# Exercise:
Work through the data line by line, gathering every line that has the word "color".

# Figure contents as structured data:
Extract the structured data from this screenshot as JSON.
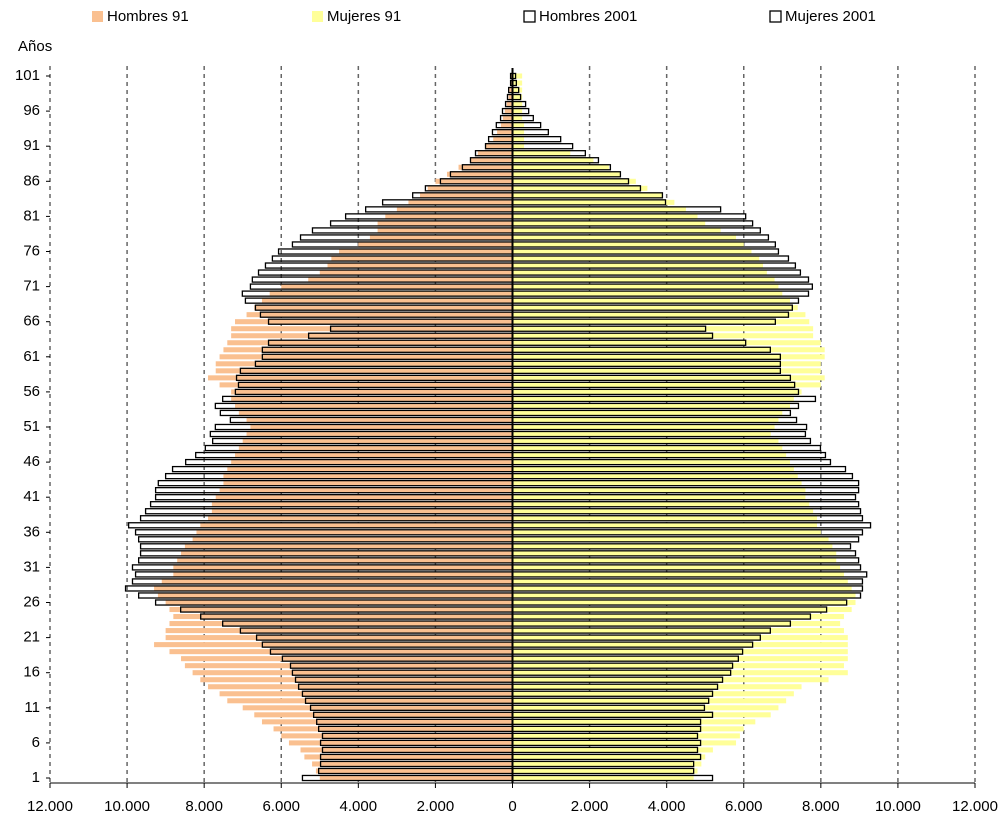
{
  "chart_data": {
    "type": "pyramid",
    "y_label": "Años",
    "categories": [
      "1",
      null,
      null,
      null,
      null,
      "6",
      null,
      null,
      null,
      null,
      "11",
      null,
      null,
      null,
      null,
      "16",
      null,
      null,
      null,
      null,
      "21",
      null,
      null,
      null,
      null,
      "26",
      null,
      null,
      null,
      null,
      "31",
      null,
      null,
      null,
      null,
      "36",
      null,
      null,
      null,
      null,
      "41",
      null,
      null,
      null,
      null,
      "46",
      null,
      null,
      null,
      null,
      "51",
      null,
      null,
      null,
      null,
      "56",
      null,
      null,
      null,
      null,
      "61",
      null,
      null,
      null,
      null,
      "66",
      null,
      null,
      null,
      null,
      "71",
      null,
      null,
      null,
      null,
      "76",
      null,
      null,
      null,
      null,
      "81",
      null,
      null,
      null,
      null,
      "86",
      null,
      null,
      null,
      null,
      "91",
      null,
      null,
      null,
      null,
      "96",
      null,
      null,
      null,
      null,
      "101"
    ],
    "series": [
      {
        "name": "Hombres 91",
        "color": "#fac090",
        "style": "filled",
        "values": [
          -5000,
          -5100,
          -5200,
          -5400,
          -5500,
          -5800,
          -6000,
          -6200,
          -6500,
          -6700,
          -7000,
          -7400,
          -7600,
          -7900,
          -8100,
          -8300,
          -8500,
          -8600,
          -8900,
          -9300,
          -9000,
          -9000,
          -8900,
          -8800,
          -8900,
          -9000,
          -9200,
          -9300,
          -9100,
          -8800,
          -8800,
          -8700,
          -8600,
          -8500,
          -8300,
          -8200,
          -8100,
          -7900,
          -7800,
          -7800,
          -7700,
          -7600,
          -7500,
          -7500,
          -7400,
          -7300,
          -7200,
          -7100,
          -7000,
          -6900,
          -6800,
          -6900,
          -7100,
          -7200,
          -7300,
          -7300,
          -7600,
          -7900,
          -7700,
          -7700,
          -7600,
          -7500,
          -7400,
          -7300,
          -7300,
          -7200,
          -6900,
          -6700,
          -6500,
          -6300,
          -6000,
          -5300,
          -5000,
          -4800,
          -4700,
          -4500,
          -4000,
          -3700,
          -3500,
          -3500,
          -3300,
          -3000,
          -2700,
          -2400,
          -2200,
          -2000,
          -1700,
          -1400,
          -1100,
          -900,
          -700,
          -500,
          -400,
          -300,
          -250,
          -200,
          -150,
          -100,
          -80,
          -60,
          -50
        ]
      },
      {
        "name": "Mujeres 91",
        "color": "#ffff99",
        "style": "filled",
        "values": [
          4700,
          4800,
          4900,
          5000,
          5200,
          5800,
          5900,
          6000,
          6300,
          6700,
          6900,
          7100,
          7300,
          7500,
          8200,
          8700,
          8600,
          8700,
          8700,
          8700,
          8700,
          8600,
          8500,
          8600,
          8800,
          8900,
          8900,
          8800,
          8700,
          8600,
          8500,
          8400,
          8400,
          8300,
          8200,
          8000,
          7900,
          7900,
          7800,
          7700,
          7600,
          7600,
          7500,
          7400,
          7300,
          7200,
          7100,
          7000,
          6900,
          6700,
          6800,
          6900,
          7000,
          7200,
          7300,
          7500,
          8000,
          8100,
          8000,
          8000,
          8100,
          8100,
          8000,
          7800,
          7800,
          7700,
          7600,
          7400,
          7200,
          7000,
          6900,
          6800,
          6600,
          6500,
          6400,
          6200,
          6000,
          5800,
          5400,
          5000,
          4800,
          4500,
          4200,
          3900,
          3500,
          3200,
          2800,
          2500,
          2100,
          1500,
          300,
          300,
          300,
          300,
          250,
          250,
          250,
          250,
          250,
          250,
          250
        ]
      },
      {
        "name": "Hombres 2001",
        "color": "#000000",
        "style": "outline",
        "values": [
          -5450,
          -5030,
          -4980,
          -4980,
          -4930,
          -4980,
          -4930,
          -5030,
          -5080,
          -5160,
          -5240,
          -5370,
          -5450,
          -5550,
          -5630,
          -5710,
          -5760,
          -5970,
          -6280,
          -6490,
          -6640,
          -7060,
          -7520,
          -8090,
          -8610,
          -9260,
          -9700,
          -10040,
          -9860,
          -9780,
          -9860,
          -9700,
          -9650,
          -9650,
          -9700,
          -9780,
          -9960,
          -9650,
          -9520,
          -9390,
          -9260,
          -9260,
          -9190,
          -9000,
          -8820,
          -8480,
          -8220,
          -7970,
          -7780,
          -7840,
          -7710,
          -7320,
          -7580,
          -7710,
          -7520,
          -7190,
          -7110,
          -7160,
          -7060,
          -6670,
          -6490,
          -6490,
          -6330,
          -5290,
          -4720,
          -6330,
          -6540,
          -6670,
          -6930,
          -7010,
          -6800,
          -6750,
          -6590,
          -6410,
          -6230,
          -6070,
          -5710,
          -5500,
          -5190,
          -4720,
          -4330,
          -3810,
          -3370,
          -2590,
          -2260,
          -1870,
          -1610,
          -1300,
          -1090,
          -960,
          -700,
          -620,
          -520,
          -420,
          -310,
          -260,
          -180,
          -130,
          -100,
          -50,
          -50
        ]
      },
      {
        "name": "Mujeres 2001",
        "color": "#000000",
        "style": "outline",
        "values": [
          5190,
          4700,
          4700,
          4880,
          4800,
          4880,
          4800,
          4880,
          4880,
          5190,
          4980,
          5090,
          5190,
          5320,
          5450,
          5660,
          5710,
          5860,
          5970,
          6230,
          6430,
          6690,
          7210,
          7730,
          8150,
          8670,
          9030,
          9080,
          9080,
          9190,
          9030,
          8980,
          8900,
          8770,
          8980,
          9080,
          9290,
          9080,
          9030,
          8980,
          8900,
          8980,
          8980,
          8820,
          8640,
          8250,
          8120,
          7990,
          7730,
          7600,
          7630,
          7370,
          7210,
          7420,
          7860,
          7420,
          7320,
          7210,
          6950,
          6950,
          6950,
          6690,
          6050,
          5190,
          5010,
          6820,
          7160,
          7260,
          7420,
          7680,
          7780,
          7680,
          7470,
          7340,
          7160,
          6900,
          6820,
          6640,
          6430,
          6230,
          6050,
          5400,
          3970,
          3890,
          3320,
          3010,
          2800,
          2540,
          2230,
          1890,
          1560,
          1250,
          930,
          730,
          540,
          420,
          340,
          210,
          160,
          100,
          80
        ]
      }
    ],
    "xlim": [
      -12000,
      12000
    ],
    "xticks": [
      {
        "value": -12000,
        "label": "12.000"
      },
      {
        "value": -10000,
        "label": "10.000"
      },
      {
        "value": -8000,
        "label": "8.000"
      },
      {
        "value": -6000,
        "label": "6.000"
      },
      {
        "value": -4000,
        "label": "4.000"
      },
      {
        "value": -2000,
        "label": "2.000"
      },
      0,
      {
        "value": 2000,
        "label": "2.000"
      },
      {
        "value": 4000,
        "label": "4.000"
      },
      {
        "value": 6000,
        "label": "6.000"
      },
      {
        "value": 8000,
        "label": "8.000"
      },
      {
        "value": 10000,
        "label": "10.000"
      },
      {
        "value": 12000,
        "label": "12.000"
      }
    ],
    "grid": true,
    "legend": "top"
  }
}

# Task output:
        "color": "#fac090",
        "color": "#ffff99",
        "color": "#000000",
        "color": "#000000",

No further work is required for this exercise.